::: Text segment

Humanoid Robots Are Entering Workplaces Faster Than Expected
Billions of dollars are flowing into humanoid robotics, and the machines are no longer just a showcase. Investors poured $4.3 billion into humanoid robot companies in 2025 — a six-fold increase from 2018 — and the technology is now showing up on real factory floors.
From Pilot to Production
Agility Robotics’ Digit has moved over 100,000 totes at a GXO Logistics facility in Georgia and recently secured a commercial agreement with Toyota Motor Manufacturing Canada. Figure 02 completed an 11-month pilot at BMW’s Spartanburg plant, logging over 1,250 hours positioning sheet-metal parts for welding and contributing to the production of more than 30,000 vehicles. Apptronik’s Apollo is now under a commercial agreement with Mercedes-Benz. These are no longer stage demonstrations — they are live industrial deployments.
Bank of America projects 90,000 humanoid robot units will ship globally in 2026, climbing to 1.2 million by 2030.

::::::
::: Data to examine

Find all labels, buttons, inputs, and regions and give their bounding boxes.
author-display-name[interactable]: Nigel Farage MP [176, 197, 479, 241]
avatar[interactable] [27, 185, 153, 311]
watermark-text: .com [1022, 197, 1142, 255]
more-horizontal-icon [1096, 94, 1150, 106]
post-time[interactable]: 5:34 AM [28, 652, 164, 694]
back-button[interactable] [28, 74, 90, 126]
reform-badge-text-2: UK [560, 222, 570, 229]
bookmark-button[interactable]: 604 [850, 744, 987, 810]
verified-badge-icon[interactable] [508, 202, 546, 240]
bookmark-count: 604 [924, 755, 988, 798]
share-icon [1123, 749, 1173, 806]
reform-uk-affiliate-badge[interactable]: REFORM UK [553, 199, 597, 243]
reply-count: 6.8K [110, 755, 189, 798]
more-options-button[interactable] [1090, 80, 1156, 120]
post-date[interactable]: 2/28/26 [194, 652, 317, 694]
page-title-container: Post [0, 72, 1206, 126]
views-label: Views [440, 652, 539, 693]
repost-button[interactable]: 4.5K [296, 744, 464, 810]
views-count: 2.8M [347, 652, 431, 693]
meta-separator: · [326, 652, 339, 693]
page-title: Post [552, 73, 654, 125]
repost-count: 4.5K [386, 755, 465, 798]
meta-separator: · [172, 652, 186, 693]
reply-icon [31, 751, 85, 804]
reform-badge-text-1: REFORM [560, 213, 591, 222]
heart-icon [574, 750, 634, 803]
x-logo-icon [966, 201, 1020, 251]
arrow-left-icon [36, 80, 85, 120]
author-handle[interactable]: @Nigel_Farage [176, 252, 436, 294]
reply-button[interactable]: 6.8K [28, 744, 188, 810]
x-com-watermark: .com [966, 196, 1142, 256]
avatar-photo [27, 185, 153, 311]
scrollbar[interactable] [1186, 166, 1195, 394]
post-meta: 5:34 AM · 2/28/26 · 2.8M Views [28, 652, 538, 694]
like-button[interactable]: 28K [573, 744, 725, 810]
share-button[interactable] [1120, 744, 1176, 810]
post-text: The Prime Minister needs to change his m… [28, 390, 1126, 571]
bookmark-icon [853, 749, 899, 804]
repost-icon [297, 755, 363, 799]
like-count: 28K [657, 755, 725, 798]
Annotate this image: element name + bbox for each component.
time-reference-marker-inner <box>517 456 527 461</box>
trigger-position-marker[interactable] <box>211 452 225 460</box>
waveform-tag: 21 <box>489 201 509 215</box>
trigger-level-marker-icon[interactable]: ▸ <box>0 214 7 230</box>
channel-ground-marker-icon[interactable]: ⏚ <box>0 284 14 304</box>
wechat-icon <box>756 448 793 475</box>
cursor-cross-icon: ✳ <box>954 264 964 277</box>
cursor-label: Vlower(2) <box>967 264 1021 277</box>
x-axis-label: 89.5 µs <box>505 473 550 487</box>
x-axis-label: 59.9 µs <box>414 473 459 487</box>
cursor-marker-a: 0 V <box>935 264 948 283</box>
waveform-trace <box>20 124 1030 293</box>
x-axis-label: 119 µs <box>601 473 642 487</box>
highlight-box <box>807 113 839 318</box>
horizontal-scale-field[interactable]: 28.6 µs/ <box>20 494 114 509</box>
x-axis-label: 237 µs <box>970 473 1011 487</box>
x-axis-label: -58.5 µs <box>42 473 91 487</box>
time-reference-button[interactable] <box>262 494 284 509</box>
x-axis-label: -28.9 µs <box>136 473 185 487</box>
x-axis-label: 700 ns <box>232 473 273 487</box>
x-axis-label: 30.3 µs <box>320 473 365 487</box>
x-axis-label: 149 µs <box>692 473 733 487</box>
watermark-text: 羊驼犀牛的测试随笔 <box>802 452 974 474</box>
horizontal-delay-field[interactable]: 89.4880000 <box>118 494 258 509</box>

::::::

### Problem set
1. Extract the stretch of the humanoid robots article from "Humanoid Robots Are" through "live industrial deployments.".
2. Extend the article on humanoid robots in workplaces, starting after its last sentence.

### Answers provided
1.
Humanoid Robots Are Entering Workplaces Faster Than Expected
Billions of dollars are flowing into humanoid robotics, and the machines are no longer just a showcase. Investors poured $4.3 billion into humanoid robot companies in 2025 — a six-fold increase from 2018 — and the technology is now showing up on real factory floors.
From Pilot to Production
Agility Robotics’ Digit has moved over 100,000 totes at a GXO Logistics facility in Georgia and recently secured a commercial agreement with Toyota Motor Manufacturing Canada. Figure 02 completed an 11-month pilot at BMW’s Spartanburg plant, logging over 1,250 hours positioning sheet-metal parts for welding and contributing to the production of more than 30,000 vehicles. Apptronik’s Apollo is now under a commercial agreement with Mercedes-Benz. These are no longer stage demonstrations — they are live industrial deployments.

2.
The Technology Behind the Machines
Making these robots viable requires the convergence of several technologies: AI models, advanced actuators, onboard computing, and critically, 3D spatial vision. Orbbec, a depth-sensing camera supplier that reported 66% revenue growth in 2025, launched a wrist-mounted camera for humanoid robots at CES 2026. NVIDIA’s Isaac GR00T platform accelerates robot training, while Google DeepMind’s Gemini Robotics models are being integrated into platforms like Boston Dynamics’ Atlas.
The immediate impact will land in logistics, automotive, and light manufacturing. But as the cost of physical labor shifts, competitive pressure will ripple through every industry that touches it — which is most of them.